* [Exercise prompt]: What is the number of lines containing the word "trap"? Give that number alone.

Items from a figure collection
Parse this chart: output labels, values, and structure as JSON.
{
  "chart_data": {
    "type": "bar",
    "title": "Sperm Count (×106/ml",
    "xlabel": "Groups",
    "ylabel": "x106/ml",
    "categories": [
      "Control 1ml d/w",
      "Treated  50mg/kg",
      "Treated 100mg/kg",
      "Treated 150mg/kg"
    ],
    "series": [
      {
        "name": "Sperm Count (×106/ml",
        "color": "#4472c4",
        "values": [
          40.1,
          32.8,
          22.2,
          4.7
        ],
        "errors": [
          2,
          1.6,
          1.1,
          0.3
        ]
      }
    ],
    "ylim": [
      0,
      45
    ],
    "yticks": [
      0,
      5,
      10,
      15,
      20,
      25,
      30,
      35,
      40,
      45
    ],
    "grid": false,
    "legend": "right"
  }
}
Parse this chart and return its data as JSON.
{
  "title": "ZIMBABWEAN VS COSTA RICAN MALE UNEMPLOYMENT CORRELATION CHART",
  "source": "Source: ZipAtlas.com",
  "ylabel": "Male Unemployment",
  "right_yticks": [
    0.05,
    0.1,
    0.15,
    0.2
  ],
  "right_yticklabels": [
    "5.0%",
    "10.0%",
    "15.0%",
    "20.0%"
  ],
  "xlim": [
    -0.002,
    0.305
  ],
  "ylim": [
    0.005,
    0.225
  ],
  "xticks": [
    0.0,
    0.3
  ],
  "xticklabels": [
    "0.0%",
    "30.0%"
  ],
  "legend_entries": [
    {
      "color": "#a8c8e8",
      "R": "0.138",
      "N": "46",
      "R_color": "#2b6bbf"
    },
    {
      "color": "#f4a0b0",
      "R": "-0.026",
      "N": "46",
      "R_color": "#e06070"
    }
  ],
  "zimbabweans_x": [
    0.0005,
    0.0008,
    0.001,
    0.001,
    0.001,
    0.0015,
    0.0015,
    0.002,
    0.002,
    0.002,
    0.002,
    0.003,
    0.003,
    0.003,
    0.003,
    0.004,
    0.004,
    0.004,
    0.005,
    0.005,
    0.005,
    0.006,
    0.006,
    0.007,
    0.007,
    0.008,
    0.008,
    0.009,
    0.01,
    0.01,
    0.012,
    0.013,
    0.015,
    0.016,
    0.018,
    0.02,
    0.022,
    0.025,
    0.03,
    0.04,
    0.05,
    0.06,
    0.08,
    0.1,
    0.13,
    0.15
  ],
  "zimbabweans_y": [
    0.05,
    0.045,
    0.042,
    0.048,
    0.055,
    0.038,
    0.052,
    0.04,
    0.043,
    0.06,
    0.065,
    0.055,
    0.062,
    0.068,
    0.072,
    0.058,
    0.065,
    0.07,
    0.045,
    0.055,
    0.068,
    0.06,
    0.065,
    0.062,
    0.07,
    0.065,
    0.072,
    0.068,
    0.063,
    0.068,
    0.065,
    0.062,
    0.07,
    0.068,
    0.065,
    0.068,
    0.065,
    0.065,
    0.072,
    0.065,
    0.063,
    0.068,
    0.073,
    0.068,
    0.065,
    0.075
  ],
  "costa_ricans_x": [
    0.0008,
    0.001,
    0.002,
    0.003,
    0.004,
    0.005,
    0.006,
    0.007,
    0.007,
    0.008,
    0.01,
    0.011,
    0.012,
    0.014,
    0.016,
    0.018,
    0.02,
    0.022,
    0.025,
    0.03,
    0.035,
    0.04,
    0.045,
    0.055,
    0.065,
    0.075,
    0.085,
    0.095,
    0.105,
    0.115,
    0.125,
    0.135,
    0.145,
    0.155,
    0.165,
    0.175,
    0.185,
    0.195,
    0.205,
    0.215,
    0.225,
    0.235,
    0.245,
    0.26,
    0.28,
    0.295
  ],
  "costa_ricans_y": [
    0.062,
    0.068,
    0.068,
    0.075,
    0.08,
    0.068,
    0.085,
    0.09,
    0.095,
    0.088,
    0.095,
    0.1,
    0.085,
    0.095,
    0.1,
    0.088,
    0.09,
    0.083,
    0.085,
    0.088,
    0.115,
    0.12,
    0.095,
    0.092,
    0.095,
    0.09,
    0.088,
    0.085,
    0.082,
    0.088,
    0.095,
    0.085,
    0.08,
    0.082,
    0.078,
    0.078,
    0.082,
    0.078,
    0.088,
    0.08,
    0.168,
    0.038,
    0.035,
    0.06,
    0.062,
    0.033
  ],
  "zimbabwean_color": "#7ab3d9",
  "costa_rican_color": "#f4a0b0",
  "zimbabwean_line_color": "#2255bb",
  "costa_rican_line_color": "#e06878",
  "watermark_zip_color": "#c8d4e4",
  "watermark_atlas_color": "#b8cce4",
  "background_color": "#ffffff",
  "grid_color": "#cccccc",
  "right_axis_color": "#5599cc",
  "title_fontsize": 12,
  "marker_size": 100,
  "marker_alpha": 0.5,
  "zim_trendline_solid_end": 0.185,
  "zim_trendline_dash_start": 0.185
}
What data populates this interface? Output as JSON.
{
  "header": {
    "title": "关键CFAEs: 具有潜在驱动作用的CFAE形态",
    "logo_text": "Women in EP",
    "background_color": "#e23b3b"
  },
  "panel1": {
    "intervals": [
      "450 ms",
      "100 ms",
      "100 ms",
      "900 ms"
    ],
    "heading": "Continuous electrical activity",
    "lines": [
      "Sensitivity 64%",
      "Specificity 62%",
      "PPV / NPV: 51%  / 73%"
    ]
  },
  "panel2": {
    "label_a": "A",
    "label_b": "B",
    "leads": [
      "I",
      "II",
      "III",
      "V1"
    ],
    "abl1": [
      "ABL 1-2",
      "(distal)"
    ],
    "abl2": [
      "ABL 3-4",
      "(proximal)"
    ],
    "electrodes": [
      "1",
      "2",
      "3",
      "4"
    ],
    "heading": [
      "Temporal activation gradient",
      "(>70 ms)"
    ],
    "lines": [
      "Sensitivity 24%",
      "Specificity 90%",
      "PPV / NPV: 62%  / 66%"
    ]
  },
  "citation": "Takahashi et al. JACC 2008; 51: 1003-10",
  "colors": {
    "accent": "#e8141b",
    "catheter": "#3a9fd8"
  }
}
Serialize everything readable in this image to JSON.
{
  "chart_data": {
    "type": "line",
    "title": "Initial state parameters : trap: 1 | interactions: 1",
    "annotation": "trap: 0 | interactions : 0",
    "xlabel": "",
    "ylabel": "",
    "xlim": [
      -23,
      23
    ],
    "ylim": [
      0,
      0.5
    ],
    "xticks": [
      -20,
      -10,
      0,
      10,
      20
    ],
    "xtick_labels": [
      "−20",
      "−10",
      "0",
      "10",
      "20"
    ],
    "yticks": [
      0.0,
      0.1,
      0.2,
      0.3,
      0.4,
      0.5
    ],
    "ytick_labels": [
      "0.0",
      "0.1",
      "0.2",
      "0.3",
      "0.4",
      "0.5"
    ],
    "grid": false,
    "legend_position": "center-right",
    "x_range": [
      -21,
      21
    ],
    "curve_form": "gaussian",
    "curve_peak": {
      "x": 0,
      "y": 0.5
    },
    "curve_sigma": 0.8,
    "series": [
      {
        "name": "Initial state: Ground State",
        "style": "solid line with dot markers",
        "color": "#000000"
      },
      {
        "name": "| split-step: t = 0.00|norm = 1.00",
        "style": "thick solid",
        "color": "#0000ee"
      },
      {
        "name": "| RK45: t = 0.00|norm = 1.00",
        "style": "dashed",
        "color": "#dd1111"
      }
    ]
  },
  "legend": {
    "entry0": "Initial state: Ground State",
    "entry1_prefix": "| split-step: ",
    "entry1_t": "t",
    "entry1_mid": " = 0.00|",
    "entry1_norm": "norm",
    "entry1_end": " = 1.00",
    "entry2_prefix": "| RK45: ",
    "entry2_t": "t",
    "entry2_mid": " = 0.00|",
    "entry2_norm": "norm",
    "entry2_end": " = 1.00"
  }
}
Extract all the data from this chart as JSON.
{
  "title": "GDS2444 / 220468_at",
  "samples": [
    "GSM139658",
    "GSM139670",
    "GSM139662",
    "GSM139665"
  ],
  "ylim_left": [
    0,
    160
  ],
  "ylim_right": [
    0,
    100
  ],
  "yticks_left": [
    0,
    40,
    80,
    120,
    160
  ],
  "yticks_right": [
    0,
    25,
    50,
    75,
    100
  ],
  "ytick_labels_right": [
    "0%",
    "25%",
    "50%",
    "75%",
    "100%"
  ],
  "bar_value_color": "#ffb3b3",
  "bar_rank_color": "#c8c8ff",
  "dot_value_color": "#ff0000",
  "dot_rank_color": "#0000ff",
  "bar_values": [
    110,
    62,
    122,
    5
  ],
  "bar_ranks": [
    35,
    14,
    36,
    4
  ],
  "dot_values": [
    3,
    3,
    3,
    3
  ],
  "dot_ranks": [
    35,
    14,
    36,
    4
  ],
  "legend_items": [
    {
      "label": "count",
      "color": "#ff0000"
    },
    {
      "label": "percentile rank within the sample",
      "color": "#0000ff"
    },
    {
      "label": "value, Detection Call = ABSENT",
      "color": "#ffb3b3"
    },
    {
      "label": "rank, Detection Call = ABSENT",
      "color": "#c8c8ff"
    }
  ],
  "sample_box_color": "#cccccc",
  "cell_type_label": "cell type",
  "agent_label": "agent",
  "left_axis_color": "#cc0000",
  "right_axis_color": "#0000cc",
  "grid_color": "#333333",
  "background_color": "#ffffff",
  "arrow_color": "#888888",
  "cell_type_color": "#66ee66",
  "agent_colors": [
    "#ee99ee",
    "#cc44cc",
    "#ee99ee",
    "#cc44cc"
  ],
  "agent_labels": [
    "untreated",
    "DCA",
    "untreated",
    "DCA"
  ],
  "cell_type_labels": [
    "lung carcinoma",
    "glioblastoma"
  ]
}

* [The reply]: 2